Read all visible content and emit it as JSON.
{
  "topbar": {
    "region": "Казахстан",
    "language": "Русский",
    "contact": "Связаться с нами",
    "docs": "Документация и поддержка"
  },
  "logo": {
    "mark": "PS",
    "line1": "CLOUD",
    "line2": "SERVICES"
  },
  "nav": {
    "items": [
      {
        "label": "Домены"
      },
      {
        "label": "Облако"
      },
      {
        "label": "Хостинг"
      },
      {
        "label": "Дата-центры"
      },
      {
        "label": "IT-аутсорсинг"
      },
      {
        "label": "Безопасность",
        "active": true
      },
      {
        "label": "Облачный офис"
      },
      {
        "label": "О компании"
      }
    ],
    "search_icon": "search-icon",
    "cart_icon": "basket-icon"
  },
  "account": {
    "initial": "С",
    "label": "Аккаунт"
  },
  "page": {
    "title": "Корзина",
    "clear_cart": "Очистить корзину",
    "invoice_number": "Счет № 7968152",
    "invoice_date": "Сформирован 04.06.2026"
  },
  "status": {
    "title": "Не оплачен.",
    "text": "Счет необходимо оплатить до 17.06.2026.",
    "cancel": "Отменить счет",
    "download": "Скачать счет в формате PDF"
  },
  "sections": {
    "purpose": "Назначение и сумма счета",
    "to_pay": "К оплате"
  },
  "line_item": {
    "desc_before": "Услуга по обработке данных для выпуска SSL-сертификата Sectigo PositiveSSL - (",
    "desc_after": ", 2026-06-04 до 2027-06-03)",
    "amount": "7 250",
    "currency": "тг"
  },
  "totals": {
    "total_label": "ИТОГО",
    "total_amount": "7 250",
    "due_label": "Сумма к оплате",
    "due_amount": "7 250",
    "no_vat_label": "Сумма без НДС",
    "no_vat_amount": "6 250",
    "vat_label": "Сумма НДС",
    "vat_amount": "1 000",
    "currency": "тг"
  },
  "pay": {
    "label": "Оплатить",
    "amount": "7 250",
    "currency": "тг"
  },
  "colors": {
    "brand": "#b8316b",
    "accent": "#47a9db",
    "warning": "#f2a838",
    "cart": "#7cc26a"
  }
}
########################################
Extract the full listing above without alteration.

Read all visible content and emit it as JSON.
{
  "topbar": {
    "region": "Казахстан",
    "language": "Русский",
    "contact": "Связаться с нами",
    "docs": "Документация и поддержка"
  },
  "logo": {
    "mark": "PS",
    "line1": "CLOUD",
    "line2": "SERVICES"
  },
  "nav": {
    "items": [
      {
        "label": "Домены"
      },
      {
        "label": "Облако"
      },
      {
        "label": "Хостинг"
      },
      {
        "label": "Дата-центры"
      },
      {
        "label": "IT-аутсорсинг"
      },
      {
        "label": "Безопасность",
        "active": true
      },
      {
        "label": "Облачный офис"
      },
      {
        "label": "О компании"
      }
    ],
    "search_icon": "search-icon",
    "cart_icon": "basket-icon"
  },
  "account": {
    "initial": "С",
    "label": "Аккаунт"
  },
  "page": {
    "title": "Корзина",
    "clear_cart": "Очистить корзину",
    "invoice_number": "Счет № 7968152",
    "invoice_date": "Сформирован 04.06.2026"
  },
  "status": {
    "title": "Не оплачен.",
    "text": "Счет необходимо оплатить до 17.06.2026.",
    "cancel": "Отменить счет",
    "download": "Скачать счет в формате PDF"
  },
  "sections": {
    "purpose": "Назначение и сумма счета",
    "to_pay": "К оплате"
  },
  "line_item": {
    "desc_before": "Услуга по обработке данных для выпуска SSL-сертификата Sectigo PositiveSSL - (",
    "desc_after": ", 2026-06-04 до 2027-06-03)",
    "amount": "7 250",
    "currency": "тг"
  },
  "totals": {
    "total_label": "ИТОГО",
    "total_amount": "7 250",
    "due_label": "Сумма к оплате",
    "due_amount": "7 250",
    "no_vat_label": "Сумма без НДС",
    "no_vat_amount": "6 250",
    "vat_label": "Сумма НДС",
    "vat_amount": "1 000",
    "currency": "тг"
  },
  "pay": {
    "label": "Оплатить",
    "amount": "7 250",
    "currency": "тг"
  },
  "colors": {
    "brand": "#b8316b",
    "accent": "#47a9db",
    "warning": "#f2a838",
    "cart": "#7cc26a"
  }
}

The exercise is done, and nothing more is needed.